Task requirements: Transcribe the listing verbatim. Do not carry over any pictures.

Data in this exercise:
== == ==
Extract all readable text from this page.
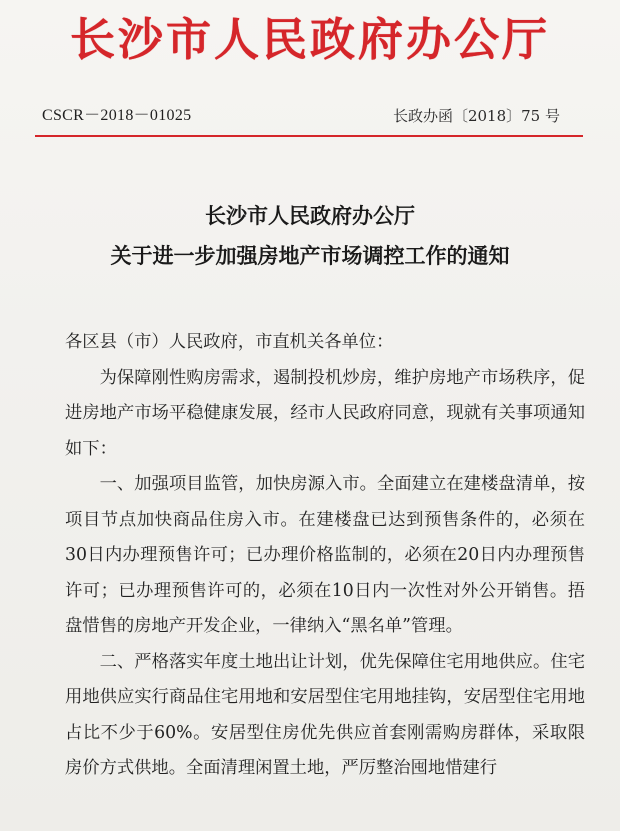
长沙市人民政府办公厅
CSCR－2018－01025	长政办函〔2018〕75 号
长沙市人民政府办公厅
关于进一步加强房地产市场调控工作的通知

各区县（市）人民政府，市直机关各单位：

为保障刚性购房需求，遏制投机炒房，维护房地产市场秩序，促进房地产市场平稳健康发展，经市人民政府同意，现就有关事项通知如下：

一、加强项目监管，加快房源入市。全面建立在建楼盘清单，按项目节点加快商品住房入市。在建楼盘已达到预售条件的，必须在30日内办理预售许可；已办理价格监制的，必须在20日内办理预售许可；已办理预售许可的，必须在10日内一次性对外公开销售。捂盘惜售的房地产开发企业，一律纳入“黑名单”管理。

二、严格落实年度土地出让计划，优先保障住宅用地供应。住宅用地供应实行商品住宅用地和安居型住宅用地挂钩，安居型住宅用地占比不少于60%。安居型住房优先供应首套刚需购房群体，采取限房价方式供地。全面清理闲置土地，严厉整治囤地惜建行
== == ==
Exercise answer:
Extract all readable text from this page.
长沙市人民政府办公厅
CSCR－2018－01025	长政办函〔2018〕75 号
长沙市人民政府办公厅
关于进一步加强房地产市场调控工作的通知

各区县（市）人民政府，市直机关各单位：

为保障刚性购房需求，遏制投机炒房，维护房地产市场秩序，促进房地产市场平稳健康发展，经市人民政府同意，现就有关事项通知如下：

一、加强项目监管，加快房源入市。全面建立在建楼盘清单，按项目节点加快商品住房入市。在建楼盘已达到预售条件的，必须在30日内办理预售许可；已办理价格监制的，必须在20日内办理预售许可；已办理预售许可的，必须在10日内一次性对外公开销售。捂盘惜售的房地产开发企业，一律纳入“黑名单”管理。

二、严格落实年度土地出让计划，优先保障住宅用地供应。住宅用地供应实行商品住宅用地和安居型住宅用地挂钩，安居型住宅用地占比不少于60%。安居型住房优先供应首套刚需购房群体，采取限房价方式供地。全面清理闲置土地，严厉整治囤地惜建行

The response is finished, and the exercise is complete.